### EXCERPTED RECORDS
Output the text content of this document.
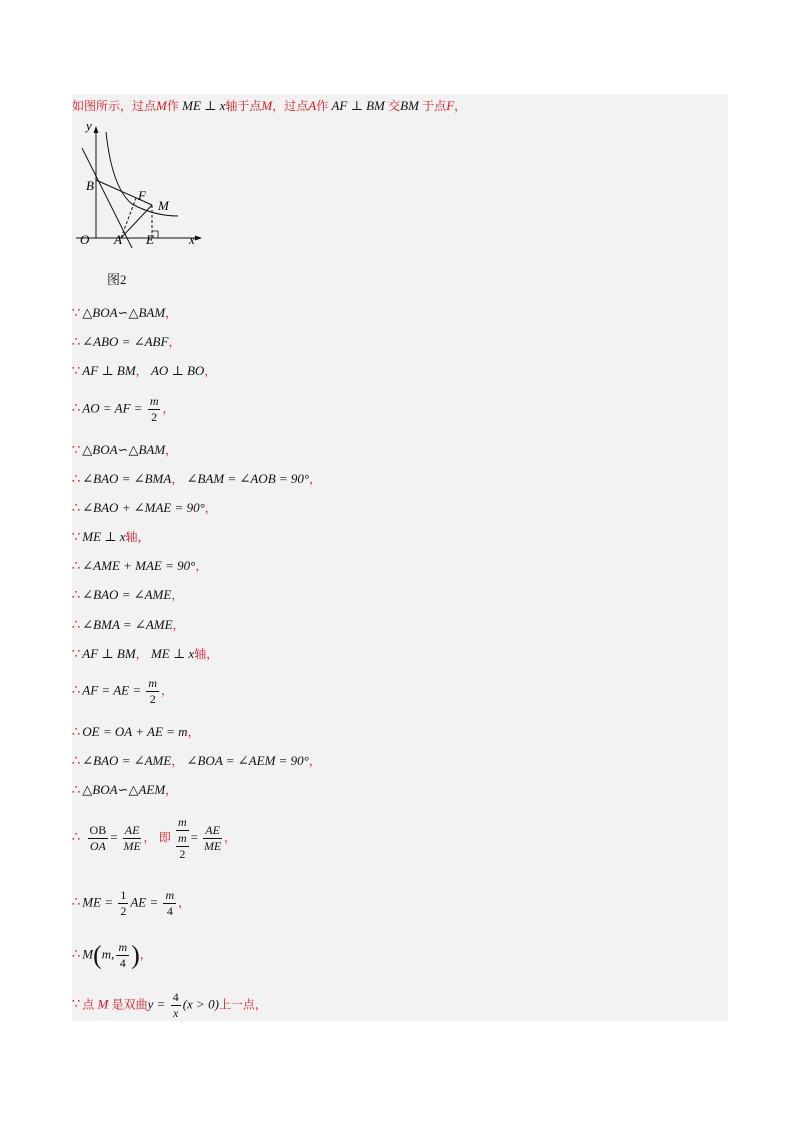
如图所示，过点M作 ME ⊥ x轴于点M，过点A作 AF ⊥ BM 交BM 于点F，
y
x
O
B
A E
F
M
图2
∵ △BOA∽△BAM，
∴ ∠ABO = ∠ABF，
∵ AF ⊥ BM， AO ⊥ BO，
∴ AO = AF = $\frac{m}{2}$ ，
∵ △BOA∽△BAM，
∴ ∠BAO = ∠BMA， ∠BAM = ∠AOB = 90°，
∴ ∠BAO + ∠MAE = 90°，
∵ ME ⊥ x轴，
∴ ∠AME + MAE = 90°，
∴ ∠BAO = ∠AME，
∴ ∠BMA = ∠AME，
∵ AF ⊥ BM， ME ⊥ x轴，
∴ AF = AE = $\frac{m}{2}$ ，
∴ OE = OA + AE = m，
∴ ∠BAO = ∠AME， ∠BOA = ∠AEM = 90°，
∴ △BOA∽△AEM，
∴ $\frac{OB}{OA} = \frac{AE}{ME}$ ， 即
m
m
2
= $\frac{AE}{ME}$ ，
∴ ME = $\frac{1}{2}$ AE = $\frac{m}{4}$ ，
∴ M(m, $\frac{m}{4}$ )，
∵ 点 M 是双曲$y = \frac{4}{x} (x > 0)$上一点，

### THE TASK
Take the records above and transcribe them exactly, dropping every picture.

### WRITTEN RESPONSE
Output the text content of this document.
如图所示，过点M作 ME ⊥ x轴于点M，过点A作 AF ⊥ BM 交BM 于点F，
y
x
O
B
A E
F
M
图2
∵ △BOA∽△BAM，
∴ ∠ABO = ∠ABF，
∵ AF ⊥ BM， AO ⊥ BO，
∴ AO = AF = $\frac{m}{2}$ ，
∵ △BOA∽△BAM，
∴ ∠BAO = ∠BMA， ∠BAM = ∠AOB = 90°，
∴ ∠BAO + ∠MAE = 90°，
∵ ME ⊥ x轴，
∴ ∠AME + MAE = 90°，
∴ ∠BAO = ∠AME，
∴ ∠BMA = ∠AME，
∵ AF ⊥ BM， ME ⊥ x轴，
∴ AF = AE = $\frac{m}{2}$ ，
∴ OE = OA + AE = m，
∴ ∠BAO = ∠AME， ∠BOA = ∠AEM = 90°，
∴ △BOA∽△AEM，
∴ $\frac{OB}{OA} = \frac{AE}{ME}$ ， 即
m
m
2
= $\frac{AE}{ME}$ ，
∴ ME = $\frac{1}{2}$ AE = $\frac{m}{4}$ ，
∴ M(m, $\frac{m}{4}$ )，
∵ 点 M 是双曲$y = \frac{4}{x} (x > 0)$上一点，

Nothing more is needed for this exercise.